> **Written instruction**: Count how many lines in the material below hold the word "cost"; the reply is that number alone.

Dataset items:
====================

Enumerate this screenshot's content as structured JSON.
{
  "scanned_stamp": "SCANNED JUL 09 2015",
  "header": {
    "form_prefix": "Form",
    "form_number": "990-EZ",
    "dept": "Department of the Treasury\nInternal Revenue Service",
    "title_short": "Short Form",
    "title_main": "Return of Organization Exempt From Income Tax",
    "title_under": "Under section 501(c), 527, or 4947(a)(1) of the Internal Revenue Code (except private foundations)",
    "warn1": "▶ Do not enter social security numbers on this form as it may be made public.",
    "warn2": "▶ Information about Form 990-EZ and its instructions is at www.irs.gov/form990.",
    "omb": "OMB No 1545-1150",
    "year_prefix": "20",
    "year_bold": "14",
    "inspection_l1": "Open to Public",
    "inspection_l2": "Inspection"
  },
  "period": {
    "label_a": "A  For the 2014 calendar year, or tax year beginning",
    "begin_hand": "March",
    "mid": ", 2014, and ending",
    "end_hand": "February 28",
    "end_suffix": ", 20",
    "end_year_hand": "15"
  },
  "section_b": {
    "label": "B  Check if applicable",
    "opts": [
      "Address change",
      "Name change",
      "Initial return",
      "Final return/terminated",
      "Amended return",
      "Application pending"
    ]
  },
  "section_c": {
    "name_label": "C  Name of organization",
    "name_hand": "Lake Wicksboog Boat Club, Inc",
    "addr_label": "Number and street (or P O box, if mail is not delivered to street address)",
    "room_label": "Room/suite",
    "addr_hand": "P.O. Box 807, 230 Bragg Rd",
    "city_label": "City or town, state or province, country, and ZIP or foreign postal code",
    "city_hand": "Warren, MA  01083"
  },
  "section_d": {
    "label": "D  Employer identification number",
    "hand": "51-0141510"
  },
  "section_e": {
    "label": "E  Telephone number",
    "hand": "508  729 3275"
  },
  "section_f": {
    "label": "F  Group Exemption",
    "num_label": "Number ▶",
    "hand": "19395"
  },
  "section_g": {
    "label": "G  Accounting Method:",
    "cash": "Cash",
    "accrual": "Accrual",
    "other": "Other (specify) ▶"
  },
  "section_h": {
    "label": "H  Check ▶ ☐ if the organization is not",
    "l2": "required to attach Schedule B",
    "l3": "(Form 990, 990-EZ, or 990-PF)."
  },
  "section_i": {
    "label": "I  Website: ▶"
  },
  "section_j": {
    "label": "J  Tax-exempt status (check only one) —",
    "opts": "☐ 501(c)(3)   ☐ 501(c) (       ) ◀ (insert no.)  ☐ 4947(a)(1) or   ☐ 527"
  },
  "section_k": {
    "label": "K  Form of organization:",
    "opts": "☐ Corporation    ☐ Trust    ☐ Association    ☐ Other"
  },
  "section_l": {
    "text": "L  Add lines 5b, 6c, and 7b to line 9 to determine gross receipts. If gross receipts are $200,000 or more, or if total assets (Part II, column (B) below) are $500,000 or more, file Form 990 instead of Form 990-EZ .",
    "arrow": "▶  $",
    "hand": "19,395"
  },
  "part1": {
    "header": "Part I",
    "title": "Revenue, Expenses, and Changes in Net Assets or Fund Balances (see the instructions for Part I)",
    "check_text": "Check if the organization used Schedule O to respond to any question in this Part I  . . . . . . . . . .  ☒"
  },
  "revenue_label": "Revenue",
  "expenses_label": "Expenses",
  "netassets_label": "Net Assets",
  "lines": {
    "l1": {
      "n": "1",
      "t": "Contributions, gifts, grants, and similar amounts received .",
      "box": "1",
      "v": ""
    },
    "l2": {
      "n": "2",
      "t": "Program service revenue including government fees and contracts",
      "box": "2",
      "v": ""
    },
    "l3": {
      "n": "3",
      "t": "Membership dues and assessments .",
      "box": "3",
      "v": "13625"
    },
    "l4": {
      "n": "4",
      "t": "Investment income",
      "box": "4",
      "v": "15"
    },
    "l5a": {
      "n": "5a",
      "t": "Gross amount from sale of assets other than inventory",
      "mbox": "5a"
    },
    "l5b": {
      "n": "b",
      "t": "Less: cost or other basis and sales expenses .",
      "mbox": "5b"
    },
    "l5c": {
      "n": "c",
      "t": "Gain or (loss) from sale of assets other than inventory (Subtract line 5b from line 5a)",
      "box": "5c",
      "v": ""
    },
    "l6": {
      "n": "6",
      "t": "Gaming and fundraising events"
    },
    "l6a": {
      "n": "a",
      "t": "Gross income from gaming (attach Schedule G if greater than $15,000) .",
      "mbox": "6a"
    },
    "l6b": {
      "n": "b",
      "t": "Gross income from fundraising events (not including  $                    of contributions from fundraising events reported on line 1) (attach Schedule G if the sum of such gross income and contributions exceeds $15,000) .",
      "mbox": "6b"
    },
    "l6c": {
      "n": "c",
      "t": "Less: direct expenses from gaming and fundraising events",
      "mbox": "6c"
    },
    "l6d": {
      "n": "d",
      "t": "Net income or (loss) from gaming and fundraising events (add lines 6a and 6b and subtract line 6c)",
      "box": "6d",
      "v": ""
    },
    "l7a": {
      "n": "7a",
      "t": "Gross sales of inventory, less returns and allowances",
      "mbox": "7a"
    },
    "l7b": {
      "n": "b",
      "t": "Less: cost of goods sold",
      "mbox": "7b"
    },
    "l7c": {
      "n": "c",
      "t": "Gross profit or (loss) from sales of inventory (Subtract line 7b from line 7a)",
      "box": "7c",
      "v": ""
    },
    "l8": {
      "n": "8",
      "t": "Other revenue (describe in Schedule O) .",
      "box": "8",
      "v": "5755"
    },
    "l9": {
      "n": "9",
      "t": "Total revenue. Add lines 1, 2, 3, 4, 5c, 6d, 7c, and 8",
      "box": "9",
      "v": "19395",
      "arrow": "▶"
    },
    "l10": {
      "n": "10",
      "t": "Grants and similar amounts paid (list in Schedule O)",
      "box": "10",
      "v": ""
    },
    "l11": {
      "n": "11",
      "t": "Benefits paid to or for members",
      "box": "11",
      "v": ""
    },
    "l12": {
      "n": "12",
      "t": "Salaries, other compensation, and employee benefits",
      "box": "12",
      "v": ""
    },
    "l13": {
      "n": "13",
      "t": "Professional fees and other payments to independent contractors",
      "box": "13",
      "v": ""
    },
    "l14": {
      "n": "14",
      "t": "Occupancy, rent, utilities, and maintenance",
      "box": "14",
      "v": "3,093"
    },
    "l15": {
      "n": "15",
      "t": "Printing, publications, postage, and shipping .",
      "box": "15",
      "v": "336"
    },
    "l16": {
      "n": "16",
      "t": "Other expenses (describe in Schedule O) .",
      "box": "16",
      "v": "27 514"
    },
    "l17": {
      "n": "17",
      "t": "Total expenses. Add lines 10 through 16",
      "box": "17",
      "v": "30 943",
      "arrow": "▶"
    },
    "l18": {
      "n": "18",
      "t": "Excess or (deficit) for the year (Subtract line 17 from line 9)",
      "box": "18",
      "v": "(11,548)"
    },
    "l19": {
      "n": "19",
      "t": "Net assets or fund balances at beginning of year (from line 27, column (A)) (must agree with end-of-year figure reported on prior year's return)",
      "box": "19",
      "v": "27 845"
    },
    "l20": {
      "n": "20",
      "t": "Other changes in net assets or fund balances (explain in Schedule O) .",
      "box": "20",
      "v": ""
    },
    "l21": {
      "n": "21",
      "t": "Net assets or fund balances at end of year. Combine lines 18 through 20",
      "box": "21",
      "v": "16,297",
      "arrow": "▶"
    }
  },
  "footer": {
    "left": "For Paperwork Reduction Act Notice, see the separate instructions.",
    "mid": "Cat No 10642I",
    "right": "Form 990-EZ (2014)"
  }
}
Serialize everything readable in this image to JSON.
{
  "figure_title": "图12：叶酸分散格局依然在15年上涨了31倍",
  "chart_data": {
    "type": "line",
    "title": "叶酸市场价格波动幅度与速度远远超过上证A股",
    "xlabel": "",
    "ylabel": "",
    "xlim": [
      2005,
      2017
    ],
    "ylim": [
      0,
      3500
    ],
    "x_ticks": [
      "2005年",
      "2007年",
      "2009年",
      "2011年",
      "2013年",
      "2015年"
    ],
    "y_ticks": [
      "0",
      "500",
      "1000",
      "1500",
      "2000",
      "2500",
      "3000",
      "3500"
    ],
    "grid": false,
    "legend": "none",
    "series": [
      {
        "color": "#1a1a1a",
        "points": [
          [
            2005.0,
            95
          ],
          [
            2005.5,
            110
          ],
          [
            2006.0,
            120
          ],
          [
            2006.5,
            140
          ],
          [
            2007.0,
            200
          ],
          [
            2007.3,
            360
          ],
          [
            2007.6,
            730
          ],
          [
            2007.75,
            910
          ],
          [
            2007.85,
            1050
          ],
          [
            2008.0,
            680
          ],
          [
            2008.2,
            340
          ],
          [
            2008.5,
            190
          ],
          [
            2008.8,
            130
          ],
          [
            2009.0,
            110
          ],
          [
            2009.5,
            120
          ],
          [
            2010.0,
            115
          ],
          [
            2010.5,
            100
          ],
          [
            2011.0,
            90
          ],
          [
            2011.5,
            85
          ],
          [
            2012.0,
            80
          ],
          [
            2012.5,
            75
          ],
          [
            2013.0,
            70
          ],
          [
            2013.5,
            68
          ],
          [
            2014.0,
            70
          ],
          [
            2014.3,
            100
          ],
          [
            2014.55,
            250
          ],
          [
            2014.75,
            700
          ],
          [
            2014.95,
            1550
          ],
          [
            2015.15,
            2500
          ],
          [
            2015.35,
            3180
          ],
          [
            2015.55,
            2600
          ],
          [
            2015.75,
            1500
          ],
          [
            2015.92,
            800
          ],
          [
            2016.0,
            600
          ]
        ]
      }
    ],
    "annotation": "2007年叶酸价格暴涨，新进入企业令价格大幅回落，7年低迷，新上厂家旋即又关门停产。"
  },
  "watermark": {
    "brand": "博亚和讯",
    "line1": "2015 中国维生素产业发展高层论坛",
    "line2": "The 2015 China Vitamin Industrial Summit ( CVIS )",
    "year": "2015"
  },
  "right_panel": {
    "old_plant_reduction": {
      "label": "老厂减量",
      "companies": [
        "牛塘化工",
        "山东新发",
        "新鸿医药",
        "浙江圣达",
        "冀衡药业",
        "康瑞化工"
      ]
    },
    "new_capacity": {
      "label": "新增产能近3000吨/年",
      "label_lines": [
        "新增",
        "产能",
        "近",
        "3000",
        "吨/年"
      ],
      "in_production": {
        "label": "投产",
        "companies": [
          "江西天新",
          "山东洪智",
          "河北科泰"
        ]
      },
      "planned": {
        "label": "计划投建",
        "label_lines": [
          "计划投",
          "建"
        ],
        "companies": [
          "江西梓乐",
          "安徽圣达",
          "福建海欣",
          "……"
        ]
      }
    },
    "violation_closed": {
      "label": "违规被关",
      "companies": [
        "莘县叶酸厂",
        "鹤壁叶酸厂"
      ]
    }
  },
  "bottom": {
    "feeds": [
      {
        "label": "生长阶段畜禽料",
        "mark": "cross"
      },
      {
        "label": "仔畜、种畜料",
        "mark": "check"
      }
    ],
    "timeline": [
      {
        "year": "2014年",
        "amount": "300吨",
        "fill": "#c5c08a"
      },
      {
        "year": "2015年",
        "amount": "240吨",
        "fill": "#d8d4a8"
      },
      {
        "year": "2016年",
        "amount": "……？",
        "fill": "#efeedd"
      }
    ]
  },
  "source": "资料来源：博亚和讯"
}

====================

> **Result for this exercise**: 2